## [Job]
Copy every line, leaving nothing out and adding nothing.

A block of data
* Start *
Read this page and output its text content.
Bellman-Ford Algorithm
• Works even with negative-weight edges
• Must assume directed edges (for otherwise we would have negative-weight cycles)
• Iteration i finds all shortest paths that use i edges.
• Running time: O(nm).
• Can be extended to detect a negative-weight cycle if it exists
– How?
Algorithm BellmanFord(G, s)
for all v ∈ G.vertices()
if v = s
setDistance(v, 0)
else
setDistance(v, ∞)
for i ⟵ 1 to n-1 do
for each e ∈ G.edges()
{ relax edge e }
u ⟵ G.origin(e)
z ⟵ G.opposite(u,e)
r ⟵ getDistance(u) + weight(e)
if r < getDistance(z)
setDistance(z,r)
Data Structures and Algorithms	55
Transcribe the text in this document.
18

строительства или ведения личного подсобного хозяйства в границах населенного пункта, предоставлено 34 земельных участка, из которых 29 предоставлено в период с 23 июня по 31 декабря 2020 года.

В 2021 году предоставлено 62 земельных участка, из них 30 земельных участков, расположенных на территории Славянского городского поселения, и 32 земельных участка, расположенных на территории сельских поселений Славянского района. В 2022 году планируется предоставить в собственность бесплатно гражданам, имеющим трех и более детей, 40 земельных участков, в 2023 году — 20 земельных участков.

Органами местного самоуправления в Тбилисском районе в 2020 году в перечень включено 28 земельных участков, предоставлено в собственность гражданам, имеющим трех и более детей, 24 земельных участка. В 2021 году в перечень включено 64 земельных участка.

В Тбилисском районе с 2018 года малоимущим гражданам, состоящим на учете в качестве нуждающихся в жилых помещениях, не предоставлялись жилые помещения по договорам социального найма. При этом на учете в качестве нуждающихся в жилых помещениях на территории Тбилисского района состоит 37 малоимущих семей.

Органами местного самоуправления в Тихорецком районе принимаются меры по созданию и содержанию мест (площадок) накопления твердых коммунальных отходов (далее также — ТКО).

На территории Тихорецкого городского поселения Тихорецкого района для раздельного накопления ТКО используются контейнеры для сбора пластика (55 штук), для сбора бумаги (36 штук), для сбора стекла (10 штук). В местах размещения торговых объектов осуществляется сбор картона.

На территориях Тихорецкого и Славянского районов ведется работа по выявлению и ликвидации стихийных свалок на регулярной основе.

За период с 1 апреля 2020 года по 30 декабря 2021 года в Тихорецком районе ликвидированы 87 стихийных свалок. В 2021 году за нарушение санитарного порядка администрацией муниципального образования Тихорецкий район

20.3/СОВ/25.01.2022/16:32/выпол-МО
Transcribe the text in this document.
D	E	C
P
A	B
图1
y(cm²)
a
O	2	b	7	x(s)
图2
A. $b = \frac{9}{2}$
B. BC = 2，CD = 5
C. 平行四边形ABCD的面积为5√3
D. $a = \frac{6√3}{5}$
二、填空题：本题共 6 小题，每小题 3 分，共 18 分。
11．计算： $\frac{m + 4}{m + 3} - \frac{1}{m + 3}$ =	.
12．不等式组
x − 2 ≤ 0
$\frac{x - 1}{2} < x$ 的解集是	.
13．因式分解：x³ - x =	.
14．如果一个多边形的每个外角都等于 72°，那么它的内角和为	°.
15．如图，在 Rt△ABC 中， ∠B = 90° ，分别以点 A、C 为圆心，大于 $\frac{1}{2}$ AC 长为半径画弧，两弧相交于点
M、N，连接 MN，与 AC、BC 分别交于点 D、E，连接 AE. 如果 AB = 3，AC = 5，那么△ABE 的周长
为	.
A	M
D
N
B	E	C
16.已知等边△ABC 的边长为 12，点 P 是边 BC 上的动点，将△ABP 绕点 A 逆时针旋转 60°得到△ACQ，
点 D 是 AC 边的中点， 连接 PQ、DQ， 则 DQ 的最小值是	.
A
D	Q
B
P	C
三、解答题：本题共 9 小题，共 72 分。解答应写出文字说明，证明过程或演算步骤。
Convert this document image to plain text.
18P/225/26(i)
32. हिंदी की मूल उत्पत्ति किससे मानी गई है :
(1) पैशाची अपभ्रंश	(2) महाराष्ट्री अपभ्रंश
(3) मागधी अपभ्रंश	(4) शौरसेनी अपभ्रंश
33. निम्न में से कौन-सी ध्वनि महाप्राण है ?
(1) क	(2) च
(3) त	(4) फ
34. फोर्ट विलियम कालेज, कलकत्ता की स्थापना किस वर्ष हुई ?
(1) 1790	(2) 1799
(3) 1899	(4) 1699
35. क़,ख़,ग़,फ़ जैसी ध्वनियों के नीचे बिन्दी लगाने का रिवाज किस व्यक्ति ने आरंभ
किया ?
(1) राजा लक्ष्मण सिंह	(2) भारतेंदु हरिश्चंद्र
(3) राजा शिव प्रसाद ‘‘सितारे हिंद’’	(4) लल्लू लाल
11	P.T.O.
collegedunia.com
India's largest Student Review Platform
* End *
## [Result]
Read this page and output its text content.
Bellman-Ford Algorithm
• Works even with negative-weight edges
• Must assume directed edges (for otherwise we would have negative-weight cycles)
• Iteration i finds all shortest paths that use i edges.
• Running time: O(nm).
• Can be extended to detect a negative-weight cycle if it exists
– How?
Algorithm BellmanFord(G, s)
for all v ∈ G.vertices()
if v = s
setDistance(v, 0)
else
setDistance(v, ∞)
for i ⟵ 1 to n-1 do
for each e ∈ G.edges()
{ relax edge e }
u ⟵ G.origin(e)
z ⟵ G.opposite(u,e)
r ⟵ getDistance(u) + weight(e)
if r < getDistance(z)
setDistance(z,r)
Data Structures and Algorithms	55
Transcribe the text in this document.
18

строительства или ведения личного подсобного хозяйства в границах населенного пункта, предоставлено 34 земельных участка, из которых 29 предоставлено в период с 23 июня по 31 декабря 2020 года.

В 2021 году предоставлено 62 земельных участка, из них 30 земельных участков, расположенных на территории Славянского городского поселения, и 32 земельных участка, расположенных на территории сельских поселений Славянского района. В 2022 году планируется предоставить в собственность бесплатно гражданам, имеющим трех и более детей, 40 земельных участков, в 2023 году — 20 земельных участков.

Органами местного самоуправления в Тбилисском районе в 2020 году в перечень включено 28 земельных участков, предоставлено в собственность гражданам, имеющим трех и более детей, 24 земельных участка. В 2021 году в перечень включено 64 земельных участка.

В Тбилисском районе с 2018 года малоимущим гражданам, состоящим на учете в качестве нуждающихся в жилых помещениях, не предоставлялись жилые помещения по договорам социального найма. При этом на учете в качестве нуждающихся в жилых помещениях на территории Тбилисского района состоит 37 малоимущих семей.

Органами местного самоуправления в Тихорецком районе принимаются меры по созданию и содержанию мест (площадок) накопления твердых коммунальных отходов (далее также — ТКО).

На территории Тихорецкого городского поселения Тихорецкого района для раздельного накопления ТКО используются контейнеры для сбора пластика (55 штук), для сбора бумаги (36 штук), для сбора стекла (10 штук). В местах размещения торговых объектов осуществляется сбор картона.

На территориях Тихорецкого и Славянского районов ведется работа по выявлению и ликвидации стихийных свалок на регулярной основе.

За период с 1 апреля 2020 года по 30 декабря 2021 года в Тихорецком районе ликвидированы 87 стихийных свалок. В 2021 году за нарушение санитарного порядка администрацией муниципального образования Тихорецкий район

20.3/СОВ/25.01.2022/16:32/выпол-МО
Transcribe the text in this document.
D	E	C
P
A	B
图1
y(cm²)
a
O	2	b	7	x(s)
图2
A. $b = \frac{9}{2}$
B. BC = 2，CD = 5
C. 平行四边形ABCD的面积为5√3
D. $a = \frac{6√3}{5}$
二、填空题：本题共 6 小题，每小题 3 分，共 18 分。
11．计算： $\frac{m + 4}{m + 3} - \frac{1}{m + 3}$ =	.
12．不等式组
x − 2 ≤ 0
$\frac{x - 1}{2} < x$ 的解集是	.
13．因式分解：x³ - x =	.
14．如果一个多边形的每个外角都等于 72°，那么它的内角和为	°.
15．如图，在 Rt△ABC 中， ∠B = 90° ，分别以点 A、C 为圆心，大于 $\frac{1}{2}$ AC 长为半径画弧，两弧相交于点
M、N，连接 MN，与 AC、BC 分别交于点 D、E，连接 AE. 如果 AB = 3，AC = 5，那么△ABE 的周长
为	.
A	M
D
N
B	E	C
16.已知等边△ABC 的边长为 12，点 P 是边 BC 上的动点，将△ABP 绕点 A 逆时针旋转 60°得到△ACQ，
点 D 是 AC 边的中点， 连接 PQ、DQ， 则 DQ 的最小值是	.
A
D	Q
B
P	C
三、解答题：本题共 9 小题，共 72 分。解答应写出文字说明，证明过程或演算步骤。
Convert this document image to plain text.
18P/225/26(i)
32. हिंदी की मूल उत्पत्ति किससे मानी गई है :
(1) पैशाची अपभ्रंश	(2) महाराष्ट्री अपभ्रंश
(3) मागधी अपभ्रंश	(4) शौरसेनी अपभ्रंश
33. निम्न में से कौन-सी ध्वनि महाप्राण है ?
(1) क	(2) च
(3) त	(4) फ
34. फोर्ट विलियम कालेज, कलकत्ता की स्थापना किस वर्ष हुई ?
(1) 1790	(2) 1799
(3) 1899	(4) 1699
35. क़,ख़,ग़,फ़ जैसी ध्वनियों के नीचे बिन्दी लगाने का रिवाज किस व्यक्ति ने आरंभ
किया ?
(1) राजा लक्ष्मण सिंह	(2) भारतेंदु हरिश्चंद्र
(3) राजा शिव प्रसाद ‘‘सितारे हिंद’’	(4) लल्लू लाल
11	P.T.O.
collegedunia.com
India's largest Student Review Platform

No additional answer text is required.